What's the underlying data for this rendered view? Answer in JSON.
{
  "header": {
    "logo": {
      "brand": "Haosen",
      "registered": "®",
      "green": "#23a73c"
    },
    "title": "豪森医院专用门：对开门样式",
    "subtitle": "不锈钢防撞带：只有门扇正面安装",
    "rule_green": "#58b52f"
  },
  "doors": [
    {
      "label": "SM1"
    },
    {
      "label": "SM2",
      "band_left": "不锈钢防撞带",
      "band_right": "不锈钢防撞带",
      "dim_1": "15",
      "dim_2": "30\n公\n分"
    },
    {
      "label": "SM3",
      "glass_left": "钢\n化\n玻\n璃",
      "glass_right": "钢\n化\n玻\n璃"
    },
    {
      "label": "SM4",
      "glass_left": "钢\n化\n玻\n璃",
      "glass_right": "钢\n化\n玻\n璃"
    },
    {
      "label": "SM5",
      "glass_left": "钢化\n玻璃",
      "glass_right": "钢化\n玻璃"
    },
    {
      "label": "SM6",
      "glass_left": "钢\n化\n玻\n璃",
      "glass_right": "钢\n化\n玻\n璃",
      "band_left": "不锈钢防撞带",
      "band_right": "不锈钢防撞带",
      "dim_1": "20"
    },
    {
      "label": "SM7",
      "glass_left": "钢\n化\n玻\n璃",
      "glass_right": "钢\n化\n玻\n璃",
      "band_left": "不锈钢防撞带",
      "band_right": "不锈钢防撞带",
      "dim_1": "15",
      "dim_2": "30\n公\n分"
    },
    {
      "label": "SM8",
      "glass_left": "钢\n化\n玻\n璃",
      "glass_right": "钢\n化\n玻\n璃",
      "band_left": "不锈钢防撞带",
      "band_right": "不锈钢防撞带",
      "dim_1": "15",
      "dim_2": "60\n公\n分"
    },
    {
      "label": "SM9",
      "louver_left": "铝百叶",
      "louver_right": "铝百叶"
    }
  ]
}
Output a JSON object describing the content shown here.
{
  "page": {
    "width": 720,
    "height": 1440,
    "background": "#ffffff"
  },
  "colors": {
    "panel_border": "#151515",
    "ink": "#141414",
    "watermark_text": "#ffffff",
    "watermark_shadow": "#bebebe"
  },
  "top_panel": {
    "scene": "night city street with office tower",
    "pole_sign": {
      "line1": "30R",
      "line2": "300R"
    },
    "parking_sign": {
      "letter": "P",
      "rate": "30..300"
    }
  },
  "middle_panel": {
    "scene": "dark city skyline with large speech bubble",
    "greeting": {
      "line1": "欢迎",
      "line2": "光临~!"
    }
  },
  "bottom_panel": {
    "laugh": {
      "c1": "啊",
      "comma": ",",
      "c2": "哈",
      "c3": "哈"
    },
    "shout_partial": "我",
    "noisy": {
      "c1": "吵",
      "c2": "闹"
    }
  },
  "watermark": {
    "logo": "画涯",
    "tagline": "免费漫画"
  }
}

> _Given problem_
Out of the records, collect only those lines that contain the string "ffffff".

> _The answer_
    "background": "#ffffff"
    "watermark_text": "#ffffff",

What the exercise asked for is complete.